> _Recorded information_:
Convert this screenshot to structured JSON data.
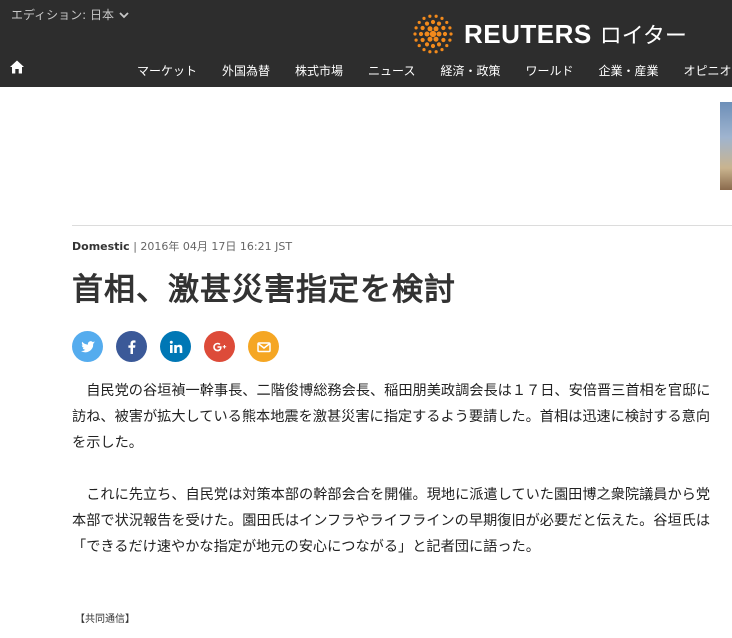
{
  "header": {
    "edition_label": "エディション: 日本",
    "brand_name": "REUTERS",
    "brand_jp": "ロイター",
    "brand_color": "#f28a1c",
    "nav_items": [
      "マーケット",
      "外国為替",
      "株式市場",
      "ニュース",
      "経済・政策",
      "ワールド",
      "企業・産業",
      "オピニオン"
    ]
  },
  "article": {
    "category": "Domestic",
    "timestamp": "| 2016年 04月 17日 16:21 JST",
    "headline": "首相、激甚災害指定を検討",
    "paragraphs": [
      "自民党の谷垣禎一幹事長、二階俊博総務会長、稲田朋美政調会長は１７日、安倍晋三首相を官邸に訪ね、被害が拡大している熊本地震を激甚災害に指定するよう要請した。首相は迅速に検討する意向を示した。",
      "これに先立ち、自民党は対策本部の幹部会合を開催。現地に派遣していた園田博之衆院議員から党本部で状況報告を受けた。園田氏はインフラやライフラインの早期復旧が必要だと伝えた。谷垣氏は「できるだけ速やかな指定が地元の安心につながる」と記者団に語った。"
    ],
    "credit": "【共同通信】"
  },
  "share_buttons": [
    {
      "icon": "twitter-icon",
      "color": "#55acee"
    },
    {
      "icon": "facebook-icon",
      "color": "#3b5998"
    },
    {
      "icon": "linkedin-icon",
      "color": "#0077b5"
    },
    {
      "icon": "google-plus-icon",
      "color": "#dd4b39"
    },
    {
      "icon": "email-icon",
      "color": "#f5a623"
    }
  ]
}
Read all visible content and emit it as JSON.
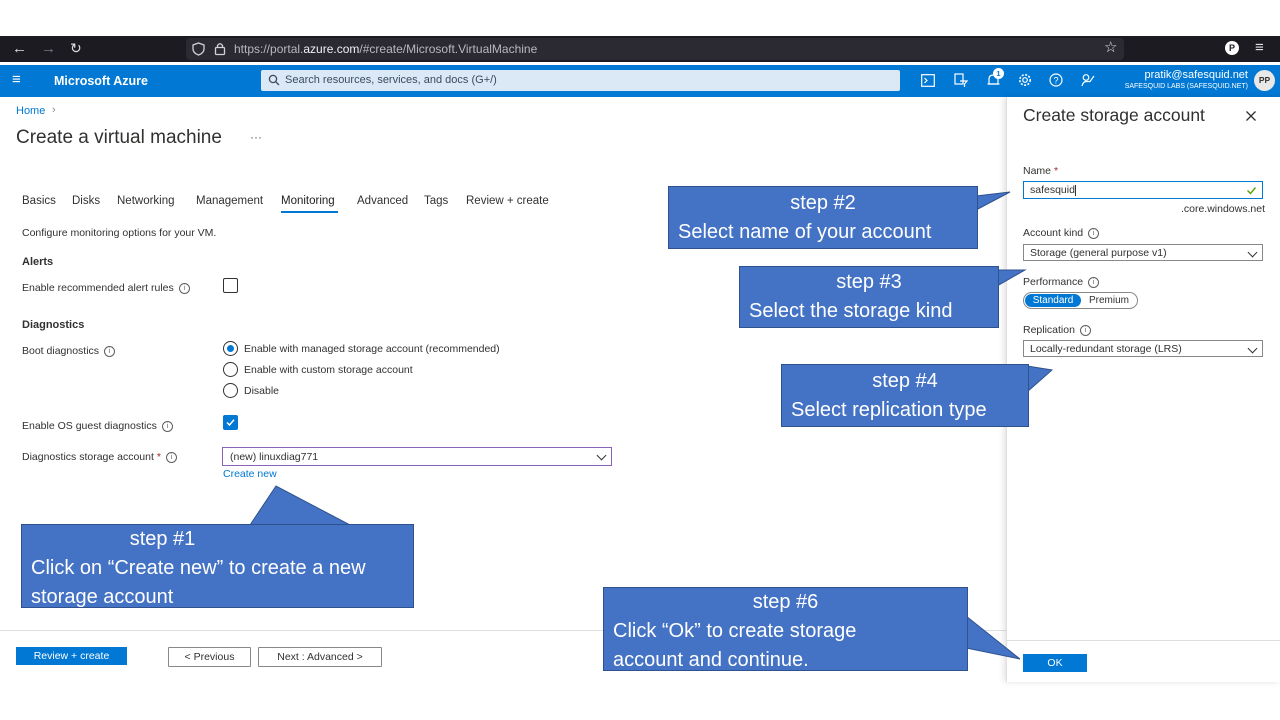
{
  "browser": {
    "url_prefix": "https://portal.",
    "url_host": "azure.com",
    "url_path": "/#create/Microsoft.VirtualMachine"
  },
  "azure": {
    "brand": "Microsoft Azure",
    "search_placeholder": "Search resources, services, and docs (G+/)",
    "notification_count": "1",
    "user_email": "pratik@safesquid.net",
    "user_org": "SAFESQUID LABS (SAFESQUID.NET)",
    "user_initials": "PP"
  },
  "main": {
    "breadcrumb_home": "Home",
    "title": "Create a virtual machine",
    "more": "···",
    "tabs": [
      "Basics",
      "Disks",
      "Networking",
      "Management",
      "Monitoring",
      "Advanced",
      "Tags",
      "Review + create"
    ],
    "active_tab": "Monitoring",
    "description": "Configure monitoring options for your VM.",
    "alerts_heading": "Alerts",
    "alert_rules_label": "Enable recommended alert rules",
    "diagnostics_heading": "Diagnostics",
    "boot_diag_label": "Boot diagnostics",
    "boot_options": [
      "Enable with managed storage account (recommended)",
      "Enable with custom storage account",
      "Disable"
    ],
    "os_guest_label": "Enable OS guest diagnostics",
    "diag_storage_label": "Diagnostics storage account",
    "required_mark": "*",
    "diag_storage_value": "(new) linuxdiag771",
    "create_new": "Create new"
  },
  "footer": {
    "review_create": "Review + create",
    "previous": "< Previous",
    "next": "Next : Advanced >"
  },
  "panel": {
    "title": "Create storage account",
    "name_label": "Name",
    "name_value": "safesquid",
    "name_suffix": ".core.windows.net",
    "account_kind_label": "Account kind",
    "account_kind_value": "Storage (general purpose v1)",
    "performance_label": "Performance",
    "perf_standard": "Standard",
    "perf_premium": "Premium",
    "replication_label": "Replication",
    "replication_value": "Locally-redundant storage (LRS)",
    "ok": "OK"
  },
  "callouts": {
    "step1_title": "step #1",
    "step1_line1": "Click on “Create new” to create a new",
    "step1_line2": "storage account",
    "step2_title": "step #2",
    "step2_line1": "Select name of your account",
    "step3_title": "step #3",
    "step3_line1": "Select  the storage kind",
    "step4_title": "step #4",
    "step4_line1": "Select replication type",
    "step6_title": "step #6",
    "step6_line1": "Click “Ok” to create storage",
    "step6_line2": "account and continue."
  },
  "colors": {
    "azure_blue": "#0078d4",
    "callout_blue": "#4472c4",
    "browser_dark": "#1c1b22"
  }
}
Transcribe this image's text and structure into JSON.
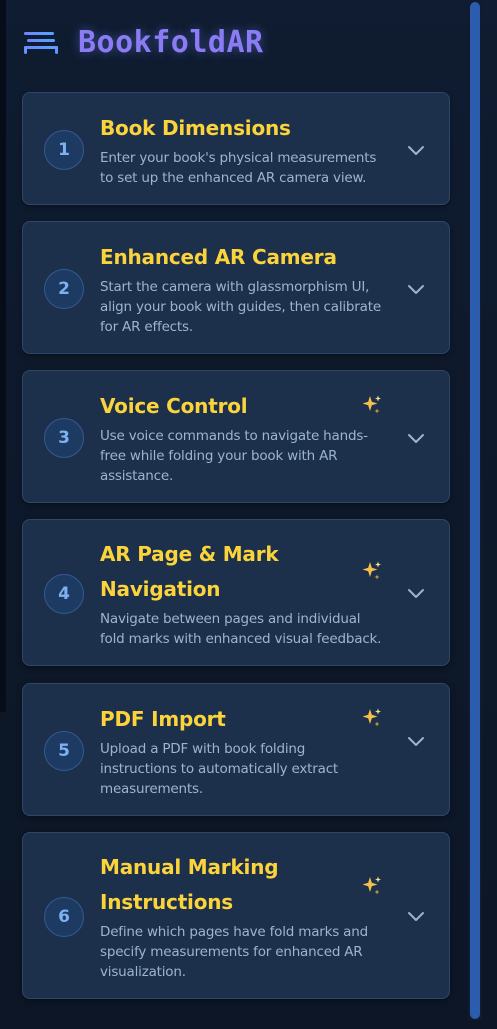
{
  "app": {
    "title": "BookfoldAR",
    "logo_icon": "stacked-lines-logo-icon"
  },
  "colors": {
    "title_gradient_start": "#8b7cf6",
    "title_gradient_end": "#5b8ff9",
    "step_title": "#fbd33a",
    "step_desc": "#9cb4cf",
    "step_number": "#7eb1f2",
    "card_bg": "#1c304c",
    "scroll_thumb": "#2c5cae"
  },
  "steps": [
    {
      "number": "1",
      "title_lines": [
        "Book Dimensions"
      ],
      "desc_lines": [
        "Enter your book's physical measurements",
        "to set up the enhanced AR camera view."
      ],
      "sparkle": false,
      "icon": "chevron-down-icon"
    },
    {
      "number": "2",
      "title_lines": [
        "Enhanced AR Camera"
      ],
      "desc_lines": [
        "Start the camera with glassmorphism UI,",
        "align your book with guides, then calibrate",
        "for AR effects."
      ],
      "sparkle": false,
      "icon": "chevron-down-icon"
    },
    {
      "number": "3",
      "title_lines": [
        "Voice Control"
      ],
      "desc_lines": [
        "Use voice commands to navigate hands-",
        "free while folding your book with AR",
        "assistance."
      ],
      "sparkle": true,
      "icon": "chevron-down-icon"
    },
    {
      "number": "4",
      "title_lines": [
        "AR Page & Mark",
        "Navigation"
      ],
      "desc_lines": [
        "Navigate between pages and individual",
        "fold marks with enhanced visual feedback."
      ],
      "sparkle": true,
      "icon": "chevron-down-icon"
    },
    {
      "number": "5",
      "title_lines": [
        "PDF Import"
      ],
      "desc_lines": [
        "Upload a PDF with book folding",
        "instructions to automatically extract",
        "measurements."
      ],
      "sparkle": true,
      "icon": "chevron-down-icon"
    },
    {
      "number": "6",
      "title_lines": [
        "Manual Marking",
        "Instructions"
      ],
      "desc_lines": [
        "Define which pages have fold marks and",
        "specify measurements for enhanced AR",
        "visualization."
      ],
      "sparkle": true,
      "icon": "chevron-down-icon"
    }
  ]
}
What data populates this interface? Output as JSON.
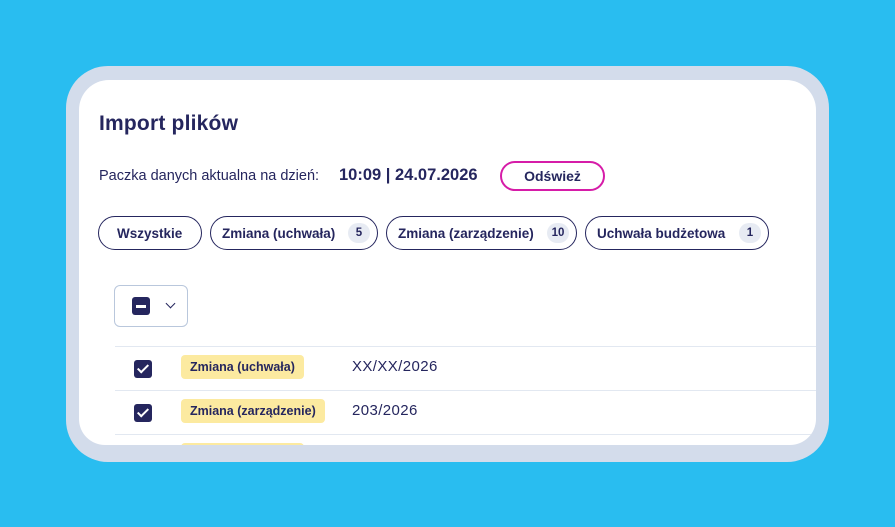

> _Written task_:
Search the data above for the word "this", then gather each line in which it appears.

> _Solved problem_:
Convert this screenshot to structured JSON data.
Transcribe this image's text and structure into JSON.
What data populates this interface? Output as JSON.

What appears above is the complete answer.